::: Stored records :::
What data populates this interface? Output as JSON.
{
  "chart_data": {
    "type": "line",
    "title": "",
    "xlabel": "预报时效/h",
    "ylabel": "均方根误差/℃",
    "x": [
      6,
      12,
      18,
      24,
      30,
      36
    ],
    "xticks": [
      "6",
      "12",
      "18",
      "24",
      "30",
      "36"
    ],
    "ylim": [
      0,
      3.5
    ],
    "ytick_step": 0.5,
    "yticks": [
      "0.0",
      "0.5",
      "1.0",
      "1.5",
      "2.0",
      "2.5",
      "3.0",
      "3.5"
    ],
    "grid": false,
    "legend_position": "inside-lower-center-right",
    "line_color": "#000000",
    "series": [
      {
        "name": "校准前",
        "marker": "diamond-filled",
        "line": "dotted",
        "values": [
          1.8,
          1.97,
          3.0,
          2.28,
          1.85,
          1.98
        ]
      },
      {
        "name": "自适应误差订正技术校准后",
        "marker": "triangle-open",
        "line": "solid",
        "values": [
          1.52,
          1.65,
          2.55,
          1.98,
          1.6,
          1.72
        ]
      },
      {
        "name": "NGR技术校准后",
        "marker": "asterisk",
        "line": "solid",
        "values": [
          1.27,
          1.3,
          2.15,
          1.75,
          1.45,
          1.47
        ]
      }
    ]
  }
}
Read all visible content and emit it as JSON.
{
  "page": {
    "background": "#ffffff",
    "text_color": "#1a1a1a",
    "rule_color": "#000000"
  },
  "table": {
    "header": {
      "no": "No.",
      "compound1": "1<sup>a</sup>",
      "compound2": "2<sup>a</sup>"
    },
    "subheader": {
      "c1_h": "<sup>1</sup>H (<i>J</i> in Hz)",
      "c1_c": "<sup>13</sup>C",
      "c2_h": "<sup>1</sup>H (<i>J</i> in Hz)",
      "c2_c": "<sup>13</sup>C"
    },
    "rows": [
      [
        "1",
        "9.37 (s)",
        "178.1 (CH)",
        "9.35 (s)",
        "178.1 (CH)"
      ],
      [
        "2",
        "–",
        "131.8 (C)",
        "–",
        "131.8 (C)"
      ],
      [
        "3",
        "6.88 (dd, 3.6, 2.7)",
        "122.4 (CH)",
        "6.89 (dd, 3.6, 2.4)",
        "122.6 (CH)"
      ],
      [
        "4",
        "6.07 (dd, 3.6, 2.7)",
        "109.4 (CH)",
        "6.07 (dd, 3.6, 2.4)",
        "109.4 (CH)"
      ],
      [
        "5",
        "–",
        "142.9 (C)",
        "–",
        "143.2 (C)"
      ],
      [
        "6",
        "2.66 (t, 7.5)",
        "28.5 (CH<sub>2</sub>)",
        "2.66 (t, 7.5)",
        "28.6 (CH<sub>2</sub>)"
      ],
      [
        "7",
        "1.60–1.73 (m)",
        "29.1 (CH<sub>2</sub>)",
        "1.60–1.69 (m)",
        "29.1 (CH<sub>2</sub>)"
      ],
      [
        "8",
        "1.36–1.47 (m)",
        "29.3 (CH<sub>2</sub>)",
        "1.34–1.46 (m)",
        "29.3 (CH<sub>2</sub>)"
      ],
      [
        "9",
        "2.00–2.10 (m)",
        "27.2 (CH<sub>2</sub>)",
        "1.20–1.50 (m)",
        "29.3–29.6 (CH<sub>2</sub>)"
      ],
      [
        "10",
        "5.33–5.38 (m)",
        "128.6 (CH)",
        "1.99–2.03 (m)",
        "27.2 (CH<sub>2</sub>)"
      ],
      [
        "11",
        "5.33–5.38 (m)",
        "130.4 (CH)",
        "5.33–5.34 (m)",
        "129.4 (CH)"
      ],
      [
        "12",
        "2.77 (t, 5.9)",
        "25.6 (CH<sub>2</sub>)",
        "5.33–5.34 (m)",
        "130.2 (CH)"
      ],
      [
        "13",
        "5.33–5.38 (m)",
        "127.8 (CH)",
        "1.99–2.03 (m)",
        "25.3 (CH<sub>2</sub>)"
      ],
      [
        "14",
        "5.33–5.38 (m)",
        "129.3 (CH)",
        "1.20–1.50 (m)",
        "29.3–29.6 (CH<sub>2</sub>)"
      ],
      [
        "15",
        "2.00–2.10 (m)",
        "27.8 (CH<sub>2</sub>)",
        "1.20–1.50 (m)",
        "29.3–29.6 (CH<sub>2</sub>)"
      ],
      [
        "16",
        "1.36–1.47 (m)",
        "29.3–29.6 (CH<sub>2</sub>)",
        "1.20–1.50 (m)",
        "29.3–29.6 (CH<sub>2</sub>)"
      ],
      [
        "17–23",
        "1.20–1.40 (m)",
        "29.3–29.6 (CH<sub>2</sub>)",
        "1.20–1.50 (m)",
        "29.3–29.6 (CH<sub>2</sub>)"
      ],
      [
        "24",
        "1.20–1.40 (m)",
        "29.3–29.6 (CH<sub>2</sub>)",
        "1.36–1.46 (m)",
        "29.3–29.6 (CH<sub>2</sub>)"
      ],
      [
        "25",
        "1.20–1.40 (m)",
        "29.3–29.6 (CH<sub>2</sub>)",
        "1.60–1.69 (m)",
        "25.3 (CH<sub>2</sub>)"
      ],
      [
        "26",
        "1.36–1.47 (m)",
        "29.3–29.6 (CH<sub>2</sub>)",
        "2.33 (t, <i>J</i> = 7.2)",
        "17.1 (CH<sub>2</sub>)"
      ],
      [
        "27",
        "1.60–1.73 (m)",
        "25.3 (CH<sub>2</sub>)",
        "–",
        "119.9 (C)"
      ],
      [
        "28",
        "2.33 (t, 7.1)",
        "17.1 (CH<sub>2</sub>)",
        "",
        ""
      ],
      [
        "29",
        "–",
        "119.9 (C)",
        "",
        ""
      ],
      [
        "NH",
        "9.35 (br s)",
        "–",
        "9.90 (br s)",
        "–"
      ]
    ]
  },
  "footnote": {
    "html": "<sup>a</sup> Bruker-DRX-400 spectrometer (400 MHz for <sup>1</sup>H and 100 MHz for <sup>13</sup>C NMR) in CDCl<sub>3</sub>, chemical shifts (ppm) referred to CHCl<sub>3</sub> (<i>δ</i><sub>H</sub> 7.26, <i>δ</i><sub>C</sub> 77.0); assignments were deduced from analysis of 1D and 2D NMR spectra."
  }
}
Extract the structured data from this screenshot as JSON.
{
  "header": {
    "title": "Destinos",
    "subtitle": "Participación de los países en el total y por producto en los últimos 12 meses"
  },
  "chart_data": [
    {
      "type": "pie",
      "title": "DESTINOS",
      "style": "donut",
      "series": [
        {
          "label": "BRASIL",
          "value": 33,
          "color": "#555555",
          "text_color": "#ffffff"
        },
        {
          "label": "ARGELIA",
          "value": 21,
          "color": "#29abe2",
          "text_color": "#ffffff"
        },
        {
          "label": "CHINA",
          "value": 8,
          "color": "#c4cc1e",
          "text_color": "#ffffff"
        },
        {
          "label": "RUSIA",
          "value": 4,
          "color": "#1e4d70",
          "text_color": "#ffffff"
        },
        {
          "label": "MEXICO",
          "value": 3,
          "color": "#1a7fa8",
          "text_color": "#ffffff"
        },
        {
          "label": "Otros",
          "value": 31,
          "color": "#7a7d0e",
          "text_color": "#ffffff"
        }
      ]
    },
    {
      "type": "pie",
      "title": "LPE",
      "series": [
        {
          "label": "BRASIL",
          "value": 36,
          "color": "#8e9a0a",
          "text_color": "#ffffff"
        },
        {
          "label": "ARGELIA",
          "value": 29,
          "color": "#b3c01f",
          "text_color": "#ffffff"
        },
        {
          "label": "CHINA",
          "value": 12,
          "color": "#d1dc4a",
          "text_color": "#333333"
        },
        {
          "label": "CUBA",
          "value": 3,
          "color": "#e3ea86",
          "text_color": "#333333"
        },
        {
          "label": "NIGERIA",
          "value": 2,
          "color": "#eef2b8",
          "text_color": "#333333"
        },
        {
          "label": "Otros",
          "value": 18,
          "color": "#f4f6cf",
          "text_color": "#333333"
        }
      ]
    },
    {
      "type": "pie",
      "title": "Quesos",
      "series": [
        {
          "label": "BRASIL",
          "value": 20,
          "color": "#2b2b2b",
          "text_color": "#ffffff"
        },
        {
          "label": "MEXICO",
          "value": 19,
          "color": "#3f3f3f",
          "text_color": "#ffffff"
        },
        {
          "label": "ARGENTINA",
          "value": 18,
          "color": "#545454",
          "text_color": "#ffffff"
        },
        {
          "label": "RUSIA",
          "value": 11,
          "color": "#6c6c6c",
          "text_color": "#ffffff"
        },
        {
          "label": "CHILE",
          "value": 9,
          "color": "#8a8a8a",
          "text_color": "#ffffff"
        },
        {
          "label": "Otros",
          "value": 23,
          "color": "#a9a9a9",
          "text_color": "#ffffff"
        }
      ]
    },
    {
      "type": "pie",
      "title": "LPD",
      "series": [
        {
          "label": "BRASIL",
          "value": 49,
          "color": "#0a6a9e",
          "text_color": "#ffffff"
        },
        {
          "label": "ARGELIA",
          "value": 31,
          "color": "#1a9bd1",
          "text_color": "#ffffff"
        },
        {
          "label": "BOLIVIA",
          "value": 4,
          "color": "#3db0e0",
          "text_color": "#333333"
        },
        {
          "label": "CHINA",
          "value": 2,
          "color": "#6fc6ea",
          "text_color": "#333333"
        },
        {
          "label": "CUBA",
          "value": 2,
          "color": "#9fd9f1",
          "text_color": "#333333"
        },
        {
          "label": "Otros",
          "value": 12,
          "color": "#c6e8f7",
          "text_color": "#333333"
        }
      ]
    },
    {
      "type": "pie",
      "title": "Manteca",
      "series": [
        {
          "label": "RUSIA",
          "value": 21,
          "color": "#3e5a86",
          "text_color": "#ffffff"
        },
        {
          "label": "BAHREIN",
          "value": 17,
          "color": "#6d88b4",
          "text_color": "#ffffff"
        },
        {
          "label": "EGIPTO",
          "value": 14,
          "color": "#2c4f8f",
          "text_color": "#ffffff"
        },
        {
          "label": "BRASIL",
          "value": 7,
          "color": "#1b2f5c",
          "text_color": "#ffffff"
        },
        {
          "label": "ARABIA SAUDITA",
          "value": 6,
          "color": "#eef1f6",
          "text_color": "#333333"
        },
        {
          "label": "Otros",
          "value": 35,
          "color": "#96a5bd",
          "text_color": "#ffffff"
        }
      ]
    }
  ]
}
:::
> _Short task_
Check each line of the records above for the string "JSON", and report every line that has it.

> _Answer to this task_
What data populates this interface? Output as JSON.
Read all visible content and emit it as JSON.
Extract the structured data from this screenshot as JSON.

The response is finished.